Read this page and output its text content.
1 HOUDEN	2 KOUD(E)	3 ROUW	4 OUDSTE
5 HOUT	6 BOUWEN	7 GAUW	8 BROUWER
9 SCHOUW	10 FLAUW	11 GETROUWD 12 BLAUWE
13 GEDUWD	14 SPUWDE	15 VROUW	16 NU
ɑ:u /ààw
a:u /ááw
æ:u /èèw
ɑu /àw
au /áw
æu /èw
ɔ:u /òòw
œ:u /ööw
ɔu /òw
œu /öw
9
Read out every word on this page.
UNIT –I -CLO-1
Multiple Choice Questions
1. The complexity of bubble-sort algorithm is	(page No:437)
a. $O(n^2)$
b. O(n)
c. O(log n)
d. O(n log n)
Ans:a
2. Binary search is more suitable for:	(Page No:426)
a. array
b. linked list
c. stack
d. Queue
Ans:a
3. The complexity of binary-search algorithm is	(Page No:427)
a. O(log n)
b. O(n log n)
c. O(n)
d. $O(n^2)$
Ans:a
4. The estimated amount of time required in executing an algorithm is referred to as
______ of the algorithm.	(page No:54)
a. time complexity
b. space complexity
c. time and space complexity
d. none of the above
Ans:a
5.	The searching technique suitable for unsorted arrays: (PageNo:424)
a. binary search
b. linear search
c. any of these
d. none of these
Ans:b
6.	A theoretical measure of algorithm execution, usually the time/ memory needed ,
******
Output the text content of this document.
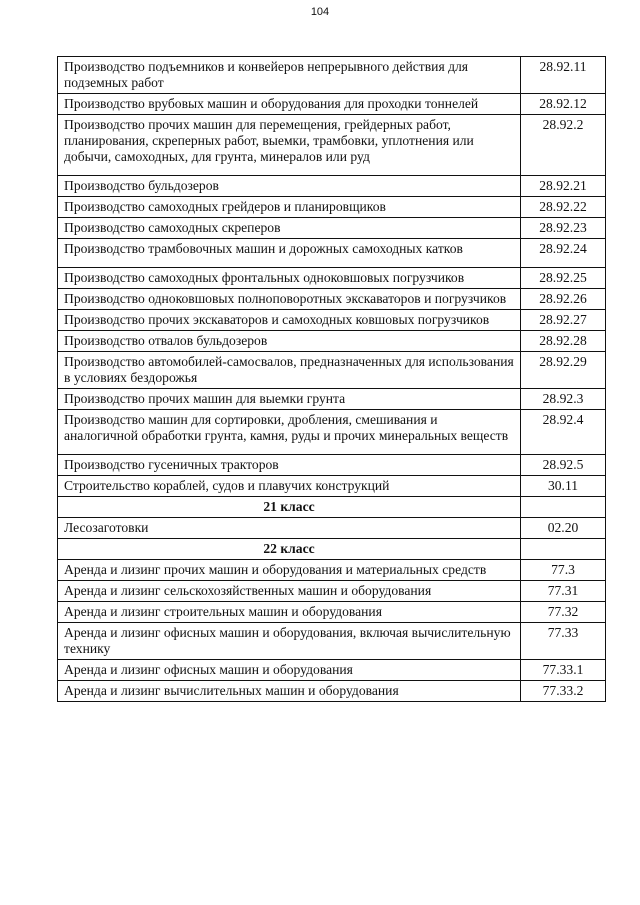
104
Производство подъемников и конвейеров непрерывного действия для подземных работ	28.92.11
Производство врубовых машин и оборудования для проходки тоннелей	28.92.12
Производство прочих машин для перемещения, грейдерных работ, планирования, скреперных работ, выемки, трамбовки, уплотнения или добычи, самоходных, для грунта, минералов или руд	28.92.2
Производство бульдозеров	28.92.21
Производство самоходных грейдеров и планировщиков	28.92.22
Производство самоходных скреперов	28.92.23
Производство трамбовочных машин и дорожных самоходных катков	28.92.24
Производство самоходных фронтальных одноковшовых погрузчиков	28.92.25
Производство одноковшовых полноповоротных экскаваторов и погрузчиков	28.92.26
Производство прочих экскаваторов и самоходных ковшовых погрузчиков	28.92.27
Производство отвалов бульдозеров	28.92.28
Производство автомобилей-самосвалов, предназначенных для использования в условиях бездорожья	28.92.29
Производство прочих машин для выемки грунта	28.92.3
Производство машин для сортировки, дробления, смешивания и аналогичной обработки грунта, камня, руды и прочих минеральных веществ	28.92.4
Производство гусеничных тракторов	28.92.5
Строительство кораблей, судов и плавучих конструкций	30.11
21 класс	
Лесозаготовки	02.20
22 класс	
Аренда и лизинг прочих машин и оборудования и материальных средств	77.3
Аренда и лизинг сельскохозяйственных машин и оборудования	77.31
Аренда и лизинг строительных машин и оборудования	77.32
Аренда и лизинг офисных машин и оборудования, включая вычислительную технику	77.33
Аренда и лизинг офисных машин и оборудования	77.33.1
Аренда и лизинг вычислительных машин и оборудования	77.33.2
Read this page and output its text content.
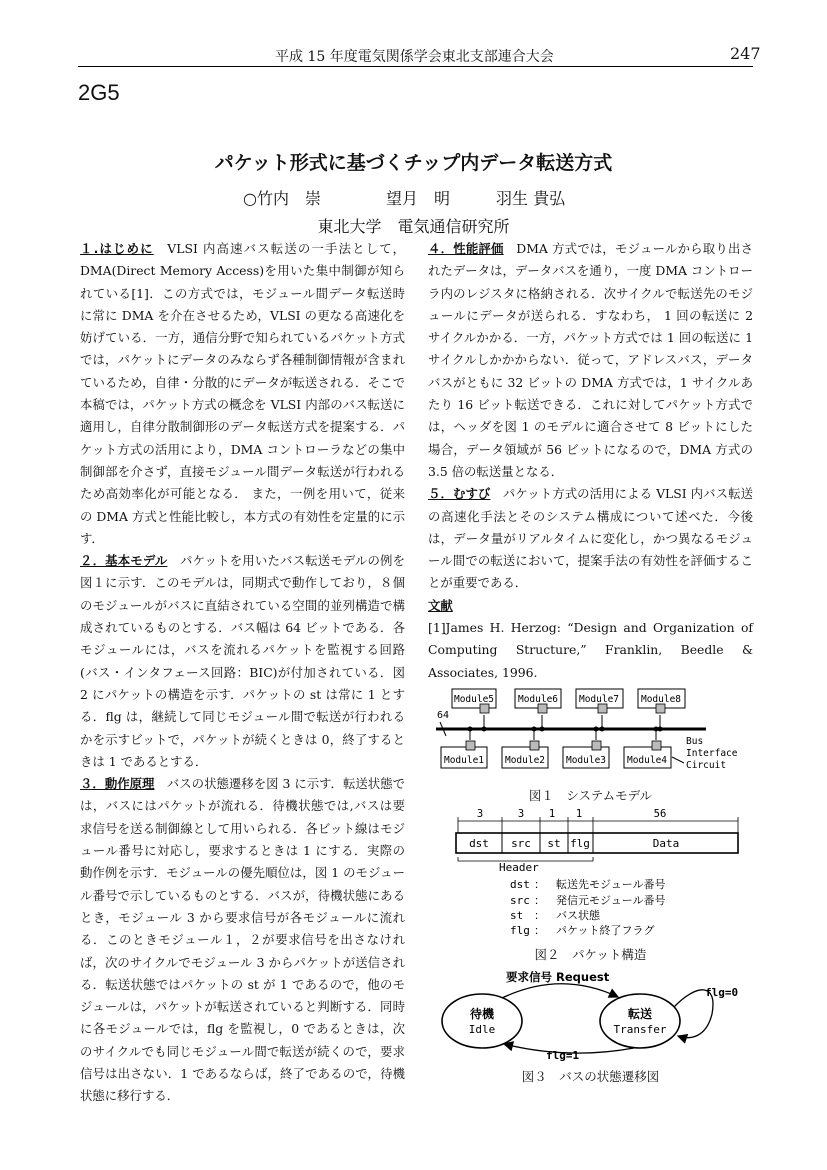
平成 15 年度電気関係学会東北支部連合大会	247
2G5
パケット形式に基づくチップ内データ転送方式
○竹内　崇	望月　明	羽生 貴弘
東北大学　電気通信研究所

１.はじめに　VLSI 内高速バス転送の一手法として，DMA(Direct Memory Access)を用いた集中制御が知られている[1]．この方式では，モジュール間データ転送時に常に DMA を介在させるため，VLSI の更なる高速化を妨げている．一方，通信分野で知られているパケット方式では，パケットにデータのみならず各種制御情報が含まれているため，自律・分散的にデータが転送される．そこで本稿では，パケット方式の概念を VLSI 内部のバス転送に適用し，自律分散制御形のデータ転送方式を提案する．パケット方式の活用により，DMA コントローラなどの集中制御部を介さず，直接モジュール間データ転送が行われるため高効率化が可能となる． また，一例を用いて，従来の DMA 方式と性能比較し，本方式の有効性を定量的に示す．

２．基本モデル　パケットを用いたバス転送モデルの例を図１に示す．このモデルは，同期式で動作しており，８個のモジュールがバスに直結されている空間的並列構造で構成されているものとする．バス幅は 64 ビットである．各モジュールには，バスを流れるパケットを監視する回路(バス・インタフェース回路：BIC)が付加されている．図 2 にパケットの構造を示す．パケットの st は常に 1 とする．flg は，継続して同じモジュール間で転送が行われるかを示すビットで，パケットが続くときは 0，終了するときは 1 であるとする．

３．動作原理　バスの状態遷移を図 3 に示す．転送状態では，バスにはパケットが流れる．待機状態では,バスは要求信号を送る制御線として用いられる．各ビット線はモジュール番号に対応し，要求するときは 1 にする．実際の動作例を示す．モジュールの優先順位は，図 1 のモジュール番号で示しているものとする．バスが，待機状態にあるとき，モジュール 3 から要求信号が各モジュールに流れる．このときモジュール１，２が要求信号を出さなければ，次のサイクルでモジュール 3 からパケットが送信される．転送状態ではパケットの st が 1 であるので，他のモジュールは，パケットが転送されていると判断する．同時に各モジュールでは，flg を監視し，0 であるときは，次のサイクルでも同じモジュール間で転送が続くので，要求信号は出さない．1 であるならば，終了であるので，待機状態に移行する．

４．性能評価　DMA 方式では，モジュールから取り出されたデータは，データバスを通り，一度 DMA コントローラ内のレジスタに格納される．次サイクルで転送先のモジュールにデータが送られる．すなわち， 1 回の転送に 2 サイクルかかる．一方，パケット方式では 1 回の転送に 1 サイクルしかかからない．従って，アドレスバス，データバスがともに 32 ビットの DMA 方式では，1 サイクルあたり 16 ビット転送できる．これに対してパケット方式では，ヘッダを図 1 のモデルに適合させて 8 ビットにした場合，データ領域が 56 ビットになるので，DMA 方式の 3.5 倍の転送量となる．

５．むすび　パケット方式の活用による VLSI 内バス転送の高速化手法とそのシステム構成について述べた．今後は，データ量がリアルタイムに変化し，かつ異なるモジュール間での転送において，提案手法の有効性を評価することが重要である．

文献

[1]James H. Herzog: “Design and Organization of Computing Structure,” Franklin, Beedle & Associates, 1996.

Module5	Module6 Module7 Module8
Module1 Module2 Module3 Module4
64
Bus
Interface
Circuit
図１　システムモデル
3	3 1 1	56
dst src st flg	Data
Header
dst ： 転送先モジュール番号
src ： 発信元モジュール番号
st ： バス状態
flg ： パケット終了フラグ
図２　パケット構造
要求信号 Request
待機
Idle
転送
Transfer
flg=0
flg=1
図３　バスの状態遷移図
******
Your instructions =
Copy every line of the records above that holds the word "лизинг".

Response =
Аренда и лизинг прочих машин и оборудования и материальных средств	77.3
Аренда и лизинг сельскохозяйственных машин и оборудования	77.31
Аренда и лизинг строительных машин и оборудования	77.32
Аренда и лизинг офисных машин и оборудования, включая вычислительную технику	77.33
Аренда и лизинг офисных машин и оборудования	77.33.1
Аренда и лизинг вычислительных машин и оборудования	77.33.2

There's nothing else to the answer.